#### THE EXERCISE
Turn the lines below into a Markdown table with two columns, Row and Text. Put the row number in Row and the line in Text, skipping blank lines and leaving out the pictures.

#### INPUT FOR THIS TASK
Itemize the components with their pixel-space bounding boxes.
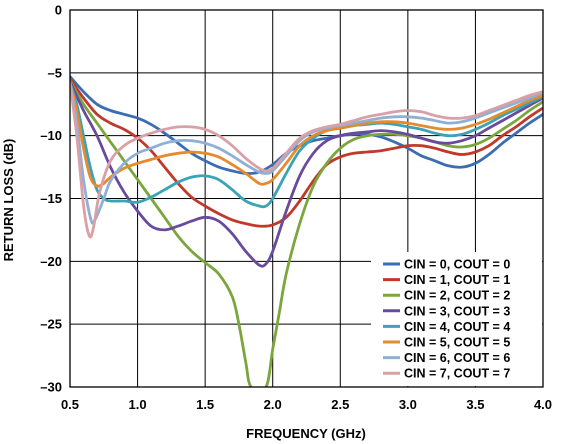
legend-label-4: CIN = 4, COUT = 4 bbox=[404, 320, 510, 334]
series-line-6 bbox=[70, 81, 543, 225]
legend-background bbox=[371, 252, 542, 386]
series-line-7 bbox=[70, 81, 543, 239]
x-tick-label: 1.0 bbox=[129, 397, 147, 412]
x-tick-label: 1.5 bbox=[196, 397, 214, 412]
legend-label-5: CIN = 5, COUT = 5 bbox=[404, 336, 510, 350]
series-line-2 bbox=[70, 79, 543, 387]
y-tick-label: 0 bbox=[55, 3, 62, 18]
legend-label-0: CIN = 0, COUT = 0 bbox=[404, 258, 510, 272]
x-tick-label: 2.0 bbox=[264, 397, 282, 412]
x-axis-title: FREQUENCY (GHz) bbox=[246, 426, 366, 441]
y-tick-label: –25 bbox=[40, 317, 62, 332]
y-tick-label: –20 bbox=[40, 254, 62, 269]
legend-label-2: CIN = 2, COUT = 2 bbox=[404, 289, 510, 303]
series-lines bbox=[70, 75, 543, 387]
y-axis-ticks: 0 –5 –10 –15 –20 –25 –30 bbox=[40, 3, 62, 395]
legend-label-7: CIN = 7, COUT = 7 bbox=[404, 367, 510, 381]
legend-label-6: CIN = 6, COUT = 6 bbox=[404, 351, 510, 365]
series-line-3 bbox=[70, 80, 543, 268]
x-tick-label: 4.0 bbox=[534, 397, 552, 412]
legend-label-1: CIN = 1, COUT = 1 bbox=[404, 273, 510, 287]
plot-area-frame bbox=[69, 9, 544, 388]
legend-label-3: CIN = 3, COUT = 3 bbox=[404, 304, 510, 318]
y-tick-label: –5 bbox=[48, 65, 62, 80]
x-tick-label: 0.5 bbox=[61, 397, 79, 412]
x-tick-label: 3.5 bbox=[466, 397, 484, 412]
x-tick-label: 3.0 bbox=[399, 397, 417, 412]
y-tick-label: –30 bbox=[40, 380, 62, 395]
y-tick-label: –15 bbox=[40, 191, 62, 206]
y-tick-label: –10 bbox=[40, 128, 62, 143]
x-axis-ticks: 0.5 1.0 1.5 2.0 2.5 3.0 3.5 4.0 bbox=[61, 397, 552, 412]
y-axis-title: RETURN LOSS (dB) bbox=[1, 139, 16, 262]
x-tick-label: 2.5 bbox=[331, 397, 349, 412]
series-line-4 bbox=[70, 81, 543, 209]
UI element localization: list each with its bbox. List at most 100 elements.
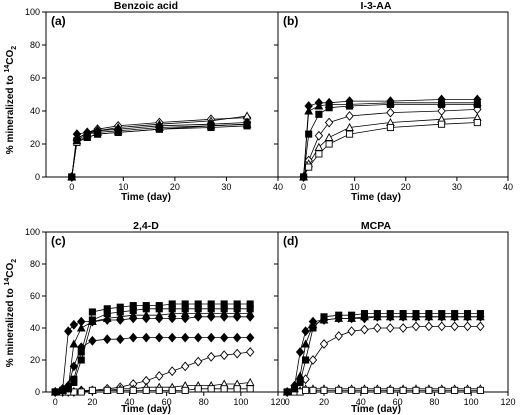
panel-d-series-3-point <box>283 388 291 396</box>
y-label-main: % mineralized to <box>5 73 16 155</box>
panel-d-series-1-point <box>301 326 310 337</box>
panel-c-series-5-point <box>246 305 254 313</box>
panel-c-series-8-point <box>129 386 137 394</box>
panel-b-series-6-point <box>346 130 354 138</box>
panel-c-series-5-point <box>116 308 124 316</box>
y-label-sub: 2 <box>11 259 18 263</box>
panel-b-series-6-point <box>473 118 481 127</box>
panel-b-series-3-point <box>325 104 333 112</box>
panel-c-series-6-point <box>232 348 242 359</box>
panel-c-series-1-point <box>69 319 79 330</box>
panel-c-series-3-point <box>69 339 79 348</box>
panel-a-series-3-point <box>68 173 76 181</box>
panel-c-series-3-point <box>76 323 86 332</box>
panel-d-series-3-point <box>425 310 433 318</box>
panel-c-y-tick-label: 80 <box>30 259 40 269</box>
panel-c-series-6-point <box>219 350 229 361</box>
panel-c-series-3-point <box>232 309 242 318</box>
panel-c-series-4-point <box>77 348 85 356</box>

#### RESPONSE TO THE TASK
| Row | Text |
|---|---|
| 1 | Itemize the components with their pixel-space bounding boxes. |
| 2 | legend-label-4: CIN = 4, COUT = 4 bbox=[404, 320, 510, 334] |
| 3 | series-line-6 bbox=[70, 81, 543, 225] |
| 4 | legend-background bbox=[371, 252, 542, 386] |
| 5 | series-line-7 bbox=[70, 81, 543, 239] |
| 6 | x-tick-label: 1.0 bbox=[129, 397, 147, 412] |
| 7 | x-tick-label: 1.5 bbox=[196, 397, 214, 412] |
| 8 | legend-label-5: CIN = 5, COUT = 5 bbox=[404, 336, 510, 350] |
| 9 | series-line-2 bbox=[70, 79, 543, 387] |
| 10 | y-tick-label: 0 bbox=[55, 3, 62, 18] |
| 11 | legend-label-0: CIN = 0, COUT = 0 bbox=[404, 258, 510, 272] |
| 12 | x-tick-label: 2.0 bbox=[264, 397, 282, 412] |
| 13 | x-axis-title: FREQUENCY (GHz) bbox=[246, 426, 366, 441] |
| 14 | y-tick-label: –25 bbox=[40, 317, 62, 332] |
| 15 | y-tick-label: –20 bbox=[40, 254, 62, 269] |
| 16 | legend-label-2: CIN = 2, COUT = 2 bbox=[404, 289, 510, 303] |
| 17 | series-lines bbox=[70, 75, 543, 387] |
| 18 | y-axis-ticks: 0 –5 –10 –15 –20 –25 –30 bbox=[40, 3, 62, 395] |
| 19 | legend-label-7: CIN = 7, COUT = 7 bbox=[404, 367, 510, 381] |
| 20 | legend-label-6: CIN = 6, COUT = 6 bbox=[404, 351, 510, 365] |
| 21 | series-line-3 bbox=[70, 80, 543, 268] |
| 22 | x-tick-label: 4.0 bbox=[534, 397, 552, 412] |
| 23 | legend-label-1: CIN = 1, COUT = 1 bbox=[404, 273, 510, 287] |
| 24 | plot-area-frame bbox=[69, 9, 544, 388] |
| 25 | legend-label-3: CIN = 3, COUT = 3 bbox=[404, 304, 510, 318] |
| 26 | y-tick-label: –5 bbox=[48, 65, 62, 80] |
| 27 | x-tick-label: 0.5 bbox=[61, 397, 79, 412] |
| 28 | x-tick-label: 3.5 bbox=[466, 397, 484, 412] |
| 29 | x-tick-label: 3.0 bbox=[399, 397, 417, 412] |
| 30 | y-tick-label: –30 bbox=[40, 380, 62, 395] |
| 31 | y-tick-label: –15 bbox=[40, 191, 62, 206] |
| 32 | y-tick-label: –10 bbox=[40, 128, 62, 143] |
| 33 | x-axis-ticks: 0.5 1.0 1.5 2.0 2.5 3.0 3.5 4.0 bbox=[61, 397, 552, 412] |
| 34 | y-axis-title: RETURN LOSS (dB) bbox=[1, 139, 16, 262] |
| 35 | x-tick-label: 2.5 bbox=[331, 397, 349, 412] |
| 36 | series-line-4 bbox=[70, 81, 543, 209] |
| 37 | UI element localization: list each with its bbox. List at most 100 elements. |
| 38 | panel-d-series-3-point <box>283 388 291 396</box> |
| 39 | y-label-main: % mineralized to <box>5 73 16 155</box> |
| 40 | panel-d-series-1-point <box>301 326 310 337</box> |
| 41 | panel-c-series-5-point <box>246 305 254 313</box> |
| 42 | panel-c-series-8-point <box>129 386 137 394</box> |
| 43 | panel-b-series-6-point <box>346 130 354 138</box> |
| 44 | panel-c-series-5-point <box>116 308 124 316</box> |
| 45 | y-label-sub: 2 <box>11 259 18 263</box> |
| 46 | panel-b-series-6-point <box>473 118 481 127</box> |
| 47 | panel-b-series-3-point <box>325 104 333 112</box> |
| 48 | panel-c-series-6-point <box>232 348 242 359</box> |
| 49 | panel-c-series-1-point <box>69 319 79 330</box> |
| 50 | panel-c-series-3-point <box>69 339 79 348</box> |
| 51 | panel-a-series-3-point <box>68 173 76 181</box> |
| 52 | panel-c-series-3-point <box>76 323 86 332</box> |
| 53 | panel-d-series-3-point <box>425 310 433 318</box> |
| 54 | panel-c-y-tick-label: 80 <box>30 259 40 269</box> |
| 55 | panel-c-series-6-point <box>219 350 229 361</box> |
| 56 | panel-c-series-3-point <box>232 309 242 318</box> |
| 57 | panel-c-series-4-point <box>77 348 85 356</box> |